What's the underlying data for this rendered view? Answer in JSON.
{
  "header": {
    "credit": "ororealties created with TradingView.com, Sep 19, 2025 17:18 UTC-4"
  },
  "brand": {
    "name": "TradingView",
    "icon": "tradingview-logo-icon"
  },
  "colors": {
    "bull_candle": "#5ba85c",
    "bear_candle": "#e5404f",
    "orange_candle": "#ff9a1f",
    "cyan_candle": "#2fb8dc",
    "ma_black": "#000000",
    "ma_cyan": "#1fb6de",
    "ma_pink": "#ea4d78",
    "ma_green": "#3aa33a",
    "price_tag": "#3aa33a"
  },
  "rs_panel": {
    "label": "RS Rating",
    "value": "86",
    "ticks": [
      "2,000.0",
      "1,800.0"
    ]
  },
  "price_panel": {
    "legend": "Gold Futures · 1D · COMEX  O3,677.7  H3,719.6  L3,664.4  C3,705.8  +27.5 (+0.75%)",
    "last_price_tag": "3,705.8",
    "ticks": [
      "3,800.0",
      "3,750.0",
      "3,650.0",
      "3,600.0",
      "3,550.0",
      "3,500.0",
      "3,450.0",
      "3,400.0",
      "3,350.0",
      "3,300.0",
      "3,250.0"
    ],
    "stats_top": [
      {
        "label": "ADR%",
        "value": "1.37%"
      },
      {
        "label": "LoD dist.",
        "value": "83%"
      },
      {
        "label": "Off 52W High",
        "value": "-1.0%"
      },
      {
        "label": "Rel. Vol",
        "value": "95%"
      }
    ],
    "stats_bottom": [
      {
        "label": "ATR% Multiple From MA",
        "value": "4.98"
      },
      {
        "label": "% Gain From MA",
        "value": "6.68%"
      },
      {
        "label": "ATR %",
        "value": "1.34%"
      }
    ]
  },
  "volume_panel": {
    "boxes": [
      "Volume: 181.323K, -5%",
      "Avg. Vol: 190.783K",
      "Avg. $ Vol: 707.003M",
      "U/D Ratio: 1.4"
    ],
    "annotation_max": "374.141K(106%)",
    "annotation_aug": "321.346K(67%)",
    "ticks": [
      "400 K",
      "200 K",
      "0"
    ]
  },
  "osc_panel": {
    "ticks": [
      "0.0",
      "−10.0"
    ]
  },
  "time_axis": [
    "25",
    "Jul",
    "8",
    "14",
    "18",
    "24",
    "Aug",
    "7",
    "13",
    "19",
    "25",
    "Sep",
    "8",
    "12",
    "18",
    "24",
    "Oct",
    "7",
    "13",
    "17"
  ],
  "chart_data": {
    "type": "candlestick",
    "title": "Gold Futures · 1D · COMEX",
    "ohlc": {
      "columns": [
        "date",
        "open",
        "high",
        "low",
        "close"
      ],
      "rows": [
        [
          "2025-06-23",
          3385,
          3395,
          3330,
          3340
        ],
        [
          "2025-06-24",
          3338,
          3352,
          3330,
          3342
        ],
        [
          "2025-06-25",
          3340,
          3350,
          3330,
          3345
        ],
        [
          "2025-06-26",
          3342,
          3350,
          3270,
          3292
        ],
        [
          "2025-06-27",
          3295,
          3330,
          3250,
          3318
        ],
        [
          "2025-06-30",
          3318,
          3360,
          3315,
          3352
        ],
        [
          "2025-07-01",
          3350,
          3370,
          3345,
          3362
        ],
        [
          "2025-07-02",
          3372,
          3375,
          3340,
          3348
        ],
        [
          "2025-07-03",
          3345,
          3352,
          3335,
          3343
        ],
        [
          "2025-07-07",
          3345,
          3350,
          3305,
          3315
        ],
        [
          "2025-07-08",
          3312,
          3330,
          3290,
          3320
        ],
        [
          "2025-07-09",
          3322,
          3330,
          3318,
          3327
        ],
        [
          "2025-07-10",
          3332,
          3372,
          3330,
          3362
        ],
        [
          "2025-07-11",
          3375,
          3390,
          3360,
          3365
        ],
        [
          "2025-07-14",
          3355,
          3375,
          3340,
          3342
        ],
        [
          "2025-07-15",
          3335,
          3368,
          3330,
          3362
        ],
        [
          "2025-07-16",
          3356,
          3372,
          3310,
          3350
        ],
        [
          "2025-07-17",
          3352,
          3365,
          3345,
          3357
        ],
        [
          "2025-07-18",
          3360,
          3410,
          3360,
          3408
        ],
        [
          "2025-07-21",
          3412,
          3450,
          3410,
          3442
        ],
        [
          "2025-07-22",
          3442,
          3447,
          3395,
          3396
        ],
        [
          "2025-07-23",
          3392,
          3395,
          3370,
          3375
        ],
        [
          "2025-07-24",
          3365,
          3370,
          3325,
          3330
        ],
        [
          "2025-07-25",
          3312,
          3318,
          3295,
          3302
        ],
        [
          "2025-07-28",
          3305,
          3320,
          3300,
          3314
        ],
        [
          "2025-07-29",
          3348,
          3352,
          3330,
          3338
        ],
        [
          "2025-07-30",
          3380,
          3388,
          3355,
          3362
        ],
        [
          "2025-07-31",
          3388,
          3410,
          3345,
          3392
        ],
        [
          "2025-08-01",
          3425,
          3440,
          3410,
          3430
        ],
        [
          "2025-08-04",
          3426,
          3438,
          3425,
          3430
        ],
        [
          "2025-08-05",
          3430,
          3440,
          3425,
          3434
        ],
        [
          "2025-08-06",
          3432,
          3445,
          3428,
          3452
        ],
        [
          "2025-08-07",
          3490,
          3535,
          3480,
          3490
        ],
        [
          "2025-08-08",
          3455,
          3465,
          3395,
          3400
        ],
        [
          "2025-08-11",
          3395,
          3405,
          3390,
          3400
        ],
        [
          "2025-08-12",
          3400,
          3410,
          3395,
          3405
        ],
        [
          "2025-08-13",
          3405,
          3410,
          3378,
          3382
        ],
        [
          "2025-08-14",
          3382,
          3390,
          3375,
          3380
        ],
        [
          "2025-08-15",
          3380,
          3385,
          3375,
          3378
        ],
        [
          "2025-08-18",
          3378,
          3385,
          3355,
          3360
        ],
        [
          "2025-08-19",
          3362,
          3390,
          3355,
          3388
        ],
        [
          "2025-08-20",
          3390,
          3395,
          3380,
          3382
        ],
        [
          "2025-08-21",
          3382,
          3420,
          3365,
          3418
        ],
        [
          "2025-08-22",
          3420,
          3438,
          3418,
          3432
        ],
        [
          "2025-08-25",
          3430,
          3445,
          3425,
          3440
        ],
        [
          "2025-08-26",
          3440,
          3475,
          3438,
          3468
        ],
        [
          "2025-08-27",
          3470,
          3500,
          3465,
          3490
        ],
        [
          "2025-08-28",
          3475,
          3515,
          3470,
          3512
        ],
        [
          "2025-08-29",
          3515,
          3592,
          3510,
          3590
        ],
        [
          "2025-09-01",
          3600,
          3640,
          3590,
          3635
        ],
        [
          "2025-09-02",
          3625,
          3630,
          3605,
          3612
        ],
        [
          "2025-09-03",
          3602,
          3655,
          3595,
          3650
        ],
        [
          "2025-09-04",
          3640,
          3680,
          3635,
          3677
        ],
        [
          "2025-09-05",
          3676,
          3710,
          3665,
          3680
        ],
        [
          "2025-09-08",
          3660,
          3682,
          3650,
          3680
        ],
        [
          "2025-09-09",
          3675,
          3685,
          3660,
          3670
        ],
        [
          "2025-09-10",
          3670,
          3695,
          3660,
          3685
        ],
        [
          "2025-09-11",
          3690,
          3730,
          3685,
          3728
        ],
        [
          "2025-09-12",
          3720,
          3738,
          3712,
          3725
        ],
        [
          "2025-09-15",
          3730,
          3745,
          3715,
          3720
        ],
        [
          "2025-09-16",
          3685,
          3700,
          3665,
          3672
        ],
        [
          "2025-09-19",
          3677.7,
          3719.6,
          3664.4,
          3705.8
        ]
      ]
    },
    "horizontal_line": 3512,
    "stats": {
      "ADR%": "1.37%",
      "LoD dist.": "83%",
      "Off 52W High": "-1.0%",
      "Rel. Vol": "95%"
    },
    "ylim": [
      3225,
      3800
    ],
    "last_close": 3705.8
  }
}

#### [To be done]
Filter the data for the string "Gold" and copy every line that has it.

#### [Reply]
    "legend": "Gold Futures · 1D · COMEX  O3,677.7  H3,719.6  L3,664.4  C3,705.8  +27.5 (+0.75%)",
    "title": "Gold Futures · 1D · COMEX",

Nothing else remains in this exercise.